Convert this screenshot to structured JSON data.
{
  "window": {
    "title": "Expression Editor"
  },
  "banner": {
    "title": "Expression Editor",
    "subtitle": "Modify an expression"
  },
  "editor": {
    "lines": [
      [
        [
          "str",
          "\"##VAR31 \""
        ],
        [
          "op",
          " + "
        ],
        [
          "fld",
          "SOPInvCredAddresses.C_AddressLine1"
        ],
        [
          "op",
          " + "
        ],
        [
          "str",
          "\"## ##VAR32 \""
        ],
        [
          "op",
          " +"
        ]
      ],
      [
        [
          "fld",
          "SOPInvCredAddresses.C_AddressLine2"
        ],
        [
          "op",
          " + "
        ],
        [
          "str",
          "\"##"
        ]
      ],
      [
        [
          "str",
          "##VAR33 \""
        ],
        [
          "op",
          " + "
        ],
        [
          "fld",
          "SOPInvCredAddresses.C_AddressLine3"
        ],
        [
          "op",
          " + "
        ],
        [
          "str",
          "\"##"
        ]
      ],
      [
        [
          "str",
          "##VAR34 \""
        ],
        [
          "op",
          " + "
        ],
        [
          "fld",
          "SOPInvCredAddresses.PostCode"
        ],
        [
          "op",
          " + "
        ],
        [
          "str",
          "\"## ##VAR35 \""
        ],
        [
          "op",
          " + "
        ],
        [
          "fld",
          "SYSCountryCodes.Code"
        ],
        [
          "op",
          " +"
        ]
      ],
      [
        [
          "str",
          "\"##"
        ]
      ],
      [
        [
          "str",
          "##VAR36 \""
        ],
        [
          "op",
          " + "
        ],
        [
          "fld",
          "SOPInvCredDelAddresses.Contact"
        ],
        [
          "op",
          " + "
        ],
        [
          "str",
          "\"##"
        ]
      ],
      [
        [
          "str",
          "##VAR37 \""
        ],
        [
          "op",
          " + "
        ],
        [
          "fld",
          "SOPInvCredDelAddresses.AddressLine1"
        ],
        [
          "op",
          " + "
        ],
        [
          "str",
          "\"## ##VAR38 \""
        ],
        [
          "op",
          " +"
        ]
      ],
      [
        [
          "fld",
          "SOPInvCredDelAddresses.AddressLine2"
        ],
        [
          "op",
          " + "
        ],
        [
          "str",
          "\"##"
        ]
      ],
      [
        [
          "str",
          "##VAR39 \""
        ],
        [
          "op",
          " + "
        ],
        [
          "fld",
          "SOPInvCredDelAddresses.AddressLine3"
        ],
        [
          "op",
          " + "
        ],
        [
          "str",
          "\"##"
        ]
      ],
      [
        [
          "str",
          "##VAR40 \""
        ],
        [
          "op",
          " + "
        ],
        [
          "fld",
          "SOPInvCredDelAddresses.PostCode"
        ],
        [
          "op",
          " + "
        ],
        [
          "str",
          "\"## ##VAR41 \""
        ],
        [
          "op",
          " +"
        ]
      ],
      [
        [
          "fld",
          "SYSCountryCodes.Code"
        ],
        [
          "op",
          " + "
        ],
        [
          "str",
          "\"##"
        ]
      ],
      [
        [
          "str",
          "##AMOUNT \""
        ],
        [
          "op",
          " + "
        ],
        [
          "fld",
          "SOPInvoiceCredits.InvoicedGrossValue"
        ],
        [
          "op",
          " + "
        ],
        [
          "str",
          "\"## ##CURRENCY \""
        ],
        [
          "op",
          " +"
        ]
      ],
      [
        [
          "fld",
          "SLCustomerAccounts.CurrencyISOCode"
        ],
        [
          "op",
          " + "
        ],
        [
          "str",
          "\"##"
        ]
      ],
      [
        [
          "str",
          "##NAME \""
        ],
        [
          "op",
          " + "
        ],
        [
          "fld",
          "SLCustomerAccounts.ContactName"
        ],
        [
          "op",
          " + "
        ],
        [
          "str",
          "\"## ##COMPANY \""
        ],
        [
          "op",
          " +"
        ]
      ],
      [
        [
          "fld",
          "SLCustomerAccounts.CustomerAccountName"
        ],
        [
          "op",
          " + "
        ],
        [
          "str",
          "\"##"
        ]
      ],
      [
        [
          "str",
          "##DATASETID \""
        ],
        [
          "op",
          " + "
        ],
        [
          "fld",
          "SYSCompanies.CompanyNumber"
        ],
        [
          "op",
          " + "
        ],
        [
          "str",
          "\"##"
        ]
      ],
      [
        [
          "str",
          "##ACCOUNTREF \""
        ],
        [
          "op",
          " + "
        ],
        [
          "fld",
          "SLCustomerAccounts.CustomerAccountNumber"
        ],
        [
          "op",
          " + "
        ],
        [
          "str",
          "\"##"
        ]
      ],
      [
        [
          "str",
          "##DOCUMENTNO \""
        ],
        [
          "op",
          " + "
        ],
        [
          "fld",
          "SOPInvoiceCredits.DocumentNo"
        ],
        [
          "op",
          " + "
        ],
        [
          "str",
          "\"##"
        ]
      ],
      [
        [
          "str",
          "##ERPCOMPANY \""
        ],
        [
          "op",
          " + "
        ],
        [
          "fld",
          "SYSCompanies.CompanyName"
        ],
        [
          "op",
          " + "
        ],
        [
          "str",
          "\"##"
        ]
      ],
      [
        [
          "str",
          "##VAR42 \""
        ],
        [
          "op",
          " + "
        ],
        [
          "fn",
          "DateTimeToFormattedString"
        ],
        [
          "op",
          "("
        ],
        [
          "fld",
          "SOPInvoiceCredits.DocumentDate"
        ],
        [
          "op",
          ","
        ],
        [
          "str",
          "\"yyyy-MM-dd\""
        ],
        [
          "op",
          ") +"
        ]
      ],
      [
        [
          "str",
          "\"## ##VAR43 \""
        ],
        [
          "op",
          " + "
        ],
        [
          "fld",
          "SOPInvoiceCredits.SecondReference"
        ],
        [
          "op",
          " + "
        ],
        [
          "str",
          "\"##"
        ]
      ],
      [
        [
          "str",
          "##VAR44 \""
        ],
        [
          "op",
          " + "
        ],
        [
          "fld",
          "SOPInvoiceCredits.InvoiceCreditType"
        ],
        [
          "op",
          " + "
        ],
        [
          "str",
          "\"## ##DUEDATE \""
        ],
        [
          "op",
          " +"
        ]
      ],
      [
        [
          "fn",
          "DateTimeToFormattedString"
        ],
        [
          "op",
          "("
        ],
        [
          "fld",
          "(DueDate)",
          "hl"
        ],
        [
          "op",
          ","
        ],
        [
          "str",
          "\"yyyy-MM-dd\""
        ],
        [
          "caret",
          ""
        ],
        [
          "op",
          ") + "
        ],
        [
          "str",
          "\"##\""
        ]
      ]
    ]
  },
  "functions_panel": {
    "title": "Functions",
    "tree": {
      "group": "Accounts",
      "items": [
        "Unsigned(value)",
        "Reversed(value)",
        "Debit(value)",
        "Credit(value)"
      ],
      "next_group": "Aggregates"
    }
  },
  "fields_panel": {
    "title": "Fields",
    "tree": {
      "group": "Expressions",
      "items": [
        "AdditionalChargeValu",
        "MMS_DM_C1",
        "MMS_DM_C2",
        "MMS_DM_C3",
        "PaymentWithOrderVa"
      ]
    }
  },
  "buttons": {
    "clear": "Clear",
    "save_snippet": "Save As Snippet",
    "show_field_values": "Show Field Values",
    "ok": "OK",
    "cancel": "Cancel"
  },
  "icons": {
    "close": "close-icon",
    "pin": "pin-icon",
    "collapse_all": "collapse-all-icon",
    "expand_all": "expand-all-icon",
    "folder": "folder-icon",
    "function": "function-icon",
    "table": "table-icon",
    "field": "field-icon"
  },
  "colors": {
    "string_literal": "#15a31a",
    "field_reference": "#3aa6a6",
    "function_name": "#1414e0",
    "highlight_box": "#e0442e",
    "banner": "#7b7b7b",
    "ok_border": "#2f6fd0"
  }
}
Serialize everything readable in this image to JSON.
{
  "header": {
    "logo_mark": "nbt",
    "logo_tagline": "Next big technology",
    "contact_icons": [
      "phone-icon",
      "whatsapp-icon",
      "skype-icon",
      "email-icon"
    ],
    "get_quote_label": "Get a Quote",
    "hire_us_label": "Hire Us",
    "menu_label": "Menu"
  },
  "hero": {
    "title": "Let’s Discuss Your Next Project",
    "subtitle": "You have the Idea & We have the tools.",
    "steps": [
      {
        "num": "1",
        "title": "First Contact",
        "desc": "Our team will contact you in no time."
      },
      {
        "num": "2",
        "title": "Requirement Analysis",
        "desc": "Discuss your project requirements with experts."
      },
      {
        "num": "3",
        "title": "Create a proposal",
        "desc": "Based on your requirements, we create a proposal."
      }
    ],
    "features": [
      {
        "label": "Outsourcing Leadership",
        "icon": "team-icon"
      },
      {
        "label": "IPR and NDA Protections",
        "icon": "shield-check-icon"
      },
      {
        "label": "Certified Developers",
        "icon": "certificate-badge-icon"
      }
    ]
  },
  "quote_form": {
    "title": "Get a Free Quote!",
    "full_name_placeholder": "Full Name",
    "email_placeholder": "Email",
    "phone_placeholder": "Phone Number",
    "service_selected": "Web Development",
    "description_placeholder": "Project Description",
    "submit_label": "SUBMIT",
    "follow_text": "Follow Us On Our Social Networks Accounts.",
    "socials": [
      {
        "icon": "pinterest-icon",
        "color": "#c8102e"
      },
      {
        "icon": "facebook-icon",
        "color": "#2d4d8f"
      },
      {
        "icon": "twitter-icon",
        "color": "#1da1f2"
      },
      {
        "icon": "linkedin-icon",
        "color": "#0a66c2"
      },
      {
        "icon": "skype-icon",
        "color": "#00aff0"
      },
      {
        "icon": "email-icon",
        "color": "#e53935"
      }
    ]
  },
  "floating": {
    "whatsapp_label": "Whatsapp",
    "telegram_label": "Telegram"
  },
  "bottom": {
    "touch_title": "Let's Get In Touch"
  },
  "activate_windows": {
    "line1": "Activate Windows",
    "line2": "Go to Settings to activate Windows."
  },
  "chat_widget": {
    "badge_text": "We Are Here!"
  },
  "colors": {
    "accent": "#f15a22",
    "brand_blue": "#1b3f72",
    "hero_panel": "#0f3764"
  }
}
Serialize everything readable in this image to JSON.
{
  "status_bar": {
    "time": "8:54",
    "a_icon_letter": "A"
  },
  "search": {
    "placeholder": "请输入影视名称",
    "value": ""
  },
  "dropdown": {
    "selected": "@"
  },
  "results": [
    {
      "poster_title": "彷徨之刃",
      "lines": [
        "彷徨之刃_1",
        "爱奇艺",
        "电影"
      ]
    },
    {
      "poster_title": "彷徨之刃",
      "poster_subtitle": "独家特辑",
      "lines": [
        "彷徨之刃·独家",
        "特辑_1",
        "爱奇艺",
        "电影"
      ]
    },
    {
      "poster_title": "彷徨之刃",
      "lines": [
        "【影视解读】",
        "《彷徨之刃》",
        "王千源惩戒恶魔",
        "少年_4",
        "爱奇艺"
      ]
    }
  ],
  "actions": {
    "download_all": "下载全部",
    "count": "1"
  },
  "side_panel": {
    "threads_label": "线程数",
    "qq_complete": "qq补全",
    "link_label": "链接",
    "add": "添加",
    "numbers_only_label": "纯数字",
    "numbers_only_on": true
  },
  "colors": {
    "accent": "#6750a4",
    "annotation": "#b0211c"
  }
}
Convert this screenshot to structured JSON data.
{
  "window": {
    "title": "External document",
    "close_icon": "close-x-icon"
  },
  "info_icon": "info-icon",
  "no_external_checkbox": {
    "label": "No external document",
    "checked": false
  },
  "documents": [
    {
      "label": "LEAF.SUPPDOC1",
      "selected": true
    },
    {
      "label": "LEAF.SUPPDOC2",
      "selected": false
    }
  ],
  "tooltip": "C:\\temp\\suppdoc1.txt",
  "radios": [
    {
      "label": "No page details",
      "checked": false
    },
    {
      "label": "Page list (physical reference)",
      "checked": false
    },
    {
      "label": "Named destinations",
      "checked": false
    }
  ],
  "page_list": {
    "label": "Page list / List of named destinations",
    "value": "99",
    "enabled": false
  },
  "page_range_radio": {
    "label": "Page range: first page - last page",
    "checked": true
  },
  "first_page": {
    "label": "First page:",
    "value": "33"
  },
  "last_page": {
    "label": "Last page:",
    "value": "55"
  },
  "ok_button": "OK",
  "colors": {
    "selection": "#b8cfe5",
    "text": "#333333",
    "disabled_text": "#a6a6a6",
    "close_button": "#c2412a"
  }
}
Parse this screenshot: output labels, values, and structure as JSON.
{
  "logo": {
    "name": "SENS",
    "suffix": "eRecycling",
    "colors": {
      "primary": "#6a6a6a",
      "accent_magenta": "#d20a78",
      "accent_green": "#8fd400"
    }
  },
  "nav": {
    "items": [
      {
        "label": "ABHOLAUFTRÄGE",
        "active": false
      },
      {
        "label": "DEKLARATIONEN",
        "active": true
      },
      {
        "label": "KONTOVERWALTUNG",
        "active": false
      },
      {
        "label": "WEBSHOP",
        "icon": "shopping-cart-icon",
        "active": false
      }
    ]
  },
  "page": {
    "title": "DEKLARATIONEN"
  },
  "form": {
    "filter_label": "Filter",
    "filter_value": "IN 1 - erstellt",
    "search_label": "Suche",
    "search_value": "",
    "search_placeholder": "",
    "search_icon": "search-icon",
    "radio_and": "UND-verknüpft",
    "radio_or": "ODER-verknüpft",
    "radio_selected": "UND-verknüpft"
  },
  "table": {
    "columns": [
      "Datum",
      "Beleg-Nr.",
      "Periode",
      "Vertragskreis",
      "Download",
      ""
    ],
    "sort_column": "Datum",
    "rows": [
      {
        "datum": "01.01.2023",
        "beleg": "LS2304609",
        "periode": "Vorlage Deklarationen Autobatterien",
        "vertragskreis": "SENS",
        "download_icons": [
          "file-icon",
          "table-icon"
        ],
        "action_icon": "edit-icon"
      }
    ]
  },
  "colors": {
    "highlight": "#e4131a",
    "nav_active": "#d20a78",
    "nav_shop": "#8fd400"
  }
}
══════════════════════════════
What is required: Which lines above contain "PostCode"? Show each of them.

Expected answer:
          "SOPInvCredAddresses.PostCode"
          "SOPInvCredDelAddresses.PostCode"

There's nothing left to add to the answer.